Identify every line containing the word "JSON" and reproduce each one.

--

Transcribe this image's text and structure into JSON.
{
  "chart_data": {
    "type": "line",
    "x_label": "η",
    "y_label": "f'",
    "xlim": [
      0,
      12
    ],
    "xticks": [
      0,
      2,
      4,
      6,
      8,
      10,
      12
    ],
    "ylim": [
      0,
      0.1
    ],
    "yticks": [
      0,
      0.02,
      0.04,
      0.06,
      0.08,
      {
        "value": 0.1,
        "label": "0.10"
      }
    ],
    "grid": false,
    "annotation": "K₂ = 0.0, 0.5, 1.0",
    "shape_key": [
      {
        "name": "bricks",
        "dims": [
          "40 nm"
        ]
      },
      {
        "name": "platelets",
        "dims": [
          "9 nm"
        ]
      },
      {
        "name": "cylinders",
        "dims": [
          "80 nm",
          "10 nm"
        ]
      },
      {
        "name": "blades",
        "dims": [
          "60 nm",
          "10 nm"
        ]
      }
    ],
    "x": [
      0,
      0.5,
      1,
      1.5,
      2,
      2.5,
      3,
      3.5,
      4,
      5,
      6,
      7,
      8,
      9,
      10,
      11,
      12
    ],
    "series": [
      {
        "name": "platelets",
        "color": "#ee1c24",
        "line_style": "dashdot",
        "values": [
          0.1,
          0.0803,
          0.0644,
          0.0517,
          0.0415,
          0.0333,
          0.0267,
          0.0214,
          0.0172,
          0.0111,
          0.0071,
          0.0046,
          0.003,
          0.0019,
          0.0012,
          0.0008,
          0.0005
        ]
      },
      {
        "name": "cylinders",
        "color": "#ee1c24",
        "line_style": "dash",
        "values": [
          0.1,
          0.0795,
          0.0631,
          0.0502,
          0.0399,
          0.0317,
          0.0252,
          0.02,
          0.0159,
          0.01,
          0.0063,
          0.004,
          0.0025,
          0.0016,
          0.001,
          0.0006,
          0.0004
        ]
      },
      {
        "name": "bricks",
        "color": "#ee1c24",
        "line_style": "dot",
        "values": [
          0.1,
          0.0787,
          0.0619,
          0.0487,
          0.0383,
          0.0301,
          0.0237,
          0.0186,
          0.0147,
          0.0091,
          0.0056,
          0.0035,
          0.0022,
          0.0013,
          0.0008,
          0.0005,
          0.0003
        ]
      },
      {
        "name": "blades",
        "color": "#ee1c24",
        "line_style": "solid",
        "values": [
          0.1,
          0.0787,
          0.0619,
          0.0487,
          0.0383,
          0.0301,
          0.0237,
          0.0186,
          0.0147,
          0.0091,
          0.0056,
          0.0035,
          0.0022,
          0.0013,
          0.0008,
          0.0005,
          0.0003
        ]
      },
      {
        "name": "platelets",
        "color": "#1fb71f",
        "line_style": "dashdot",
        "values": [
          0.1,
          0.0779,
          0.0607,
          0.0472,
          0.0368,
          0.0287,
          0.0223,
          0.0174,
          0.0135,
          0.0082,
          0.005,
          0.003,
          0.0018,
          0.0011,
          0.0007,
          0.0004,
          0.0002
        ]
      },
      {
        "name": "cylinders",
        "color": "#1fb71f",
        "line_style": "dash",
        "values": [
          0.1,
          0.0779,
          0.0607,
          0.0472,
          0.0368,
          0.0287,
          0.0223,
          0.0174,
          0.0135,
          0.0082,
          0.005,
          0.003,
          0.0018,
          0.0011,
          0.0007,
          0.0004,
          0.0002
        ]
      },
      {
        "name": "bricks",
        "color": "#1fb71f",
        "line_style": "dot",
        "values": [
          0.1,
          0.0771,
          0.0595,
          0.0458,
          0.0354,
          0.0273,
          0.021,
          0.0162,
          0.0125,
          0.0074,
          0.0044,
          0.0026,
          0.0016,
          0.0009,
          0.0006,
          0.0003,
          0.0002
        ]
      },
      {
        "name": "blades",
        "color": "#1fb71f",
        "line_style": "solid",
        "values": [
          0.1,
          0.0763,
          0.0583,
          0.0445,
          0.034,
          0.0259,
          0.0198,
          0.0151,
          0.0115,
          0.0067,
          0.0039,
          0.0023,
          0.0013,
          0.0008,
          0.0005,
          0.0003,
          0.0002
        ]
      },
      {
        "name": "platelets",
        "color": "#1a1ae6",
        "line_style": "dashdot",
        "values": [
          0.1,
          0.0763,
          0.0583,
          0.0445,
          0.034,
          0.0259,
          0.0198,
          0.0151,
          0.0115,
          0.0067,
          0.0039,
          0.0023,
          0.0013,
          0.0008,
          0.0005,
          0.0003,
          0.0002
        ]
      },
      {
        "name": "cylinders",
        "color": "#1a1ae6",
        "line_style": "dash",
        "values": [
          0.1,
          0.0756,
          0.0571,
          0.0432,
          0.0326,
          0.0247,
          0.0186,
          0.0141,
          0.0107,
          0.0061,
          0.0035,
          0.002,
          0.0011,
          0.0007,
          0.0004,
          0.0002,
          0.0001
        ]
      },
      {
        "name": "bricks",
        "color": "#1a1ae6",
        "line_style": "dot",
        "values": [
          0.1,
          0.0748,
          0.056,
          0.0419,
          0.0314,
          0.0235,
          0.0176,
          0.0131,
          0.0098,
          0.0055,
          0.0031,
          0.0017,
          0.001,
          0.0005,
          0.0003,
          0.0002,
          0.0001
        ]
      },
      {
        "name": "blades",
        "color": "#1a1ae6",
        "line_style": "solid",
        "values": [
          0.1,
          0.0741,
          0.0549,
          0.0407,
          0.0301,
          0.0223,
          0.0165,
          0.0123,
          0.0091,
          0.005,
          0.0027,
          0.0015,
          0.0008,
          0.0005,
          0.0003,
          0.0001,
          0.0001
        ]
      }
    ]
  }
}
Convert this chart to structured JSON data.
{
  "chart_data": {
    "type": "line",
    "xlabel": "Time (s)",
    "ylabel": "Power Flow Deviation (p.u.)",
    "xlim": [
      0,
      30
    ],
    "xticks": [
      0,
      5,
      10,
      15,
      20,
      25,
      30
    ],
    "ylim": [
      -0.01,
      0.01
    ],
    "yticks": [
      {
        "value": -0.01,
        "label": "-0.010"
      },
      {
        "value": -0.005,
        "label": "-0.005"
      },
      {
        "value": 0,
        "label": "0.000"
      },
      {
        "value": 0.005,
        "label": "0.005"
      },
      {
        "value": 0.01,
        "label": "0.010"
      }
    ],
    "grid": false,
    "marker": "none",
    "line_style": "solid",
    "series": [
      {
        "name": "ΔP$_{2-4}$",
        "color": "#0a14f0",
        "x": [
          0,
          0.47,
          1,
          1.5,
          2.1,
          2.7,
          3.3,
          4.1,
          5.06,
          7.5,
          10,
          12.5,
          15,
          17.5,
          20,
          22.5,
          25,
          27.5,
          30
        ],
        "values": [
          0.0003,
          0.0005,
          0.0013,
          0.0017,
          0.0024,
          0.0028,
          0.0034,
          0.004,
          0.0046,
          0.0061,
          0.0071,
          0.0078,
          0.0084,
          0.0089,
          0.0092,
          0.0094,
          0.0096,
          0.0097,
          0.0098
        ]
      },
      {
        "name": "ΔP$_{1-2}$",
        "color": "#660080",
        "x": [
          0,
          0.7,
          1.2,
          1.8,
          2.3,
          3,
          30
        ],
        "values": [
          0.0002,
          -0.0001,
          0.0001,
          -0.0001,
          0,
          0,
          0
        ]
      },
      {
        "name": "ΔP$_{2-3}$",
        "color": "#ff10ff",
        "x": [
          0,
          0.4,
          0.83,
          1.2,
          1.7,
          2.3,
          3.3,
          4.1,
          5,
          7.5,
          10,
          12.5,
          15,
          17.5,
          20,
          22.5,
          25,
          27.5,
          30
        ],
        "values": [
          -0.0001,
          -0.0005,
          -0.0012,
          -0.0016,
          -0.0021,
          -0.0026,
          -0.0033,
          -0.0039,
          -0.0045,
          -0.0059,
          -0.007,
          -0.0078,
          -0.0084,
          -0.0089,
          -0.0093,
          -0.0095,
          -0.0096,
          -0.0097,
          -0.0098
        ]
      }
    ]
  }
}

--

> PROBLEM SOLUTION
Transcribe this image's text and structure into JSON.
Convert this chart to structured JSON data.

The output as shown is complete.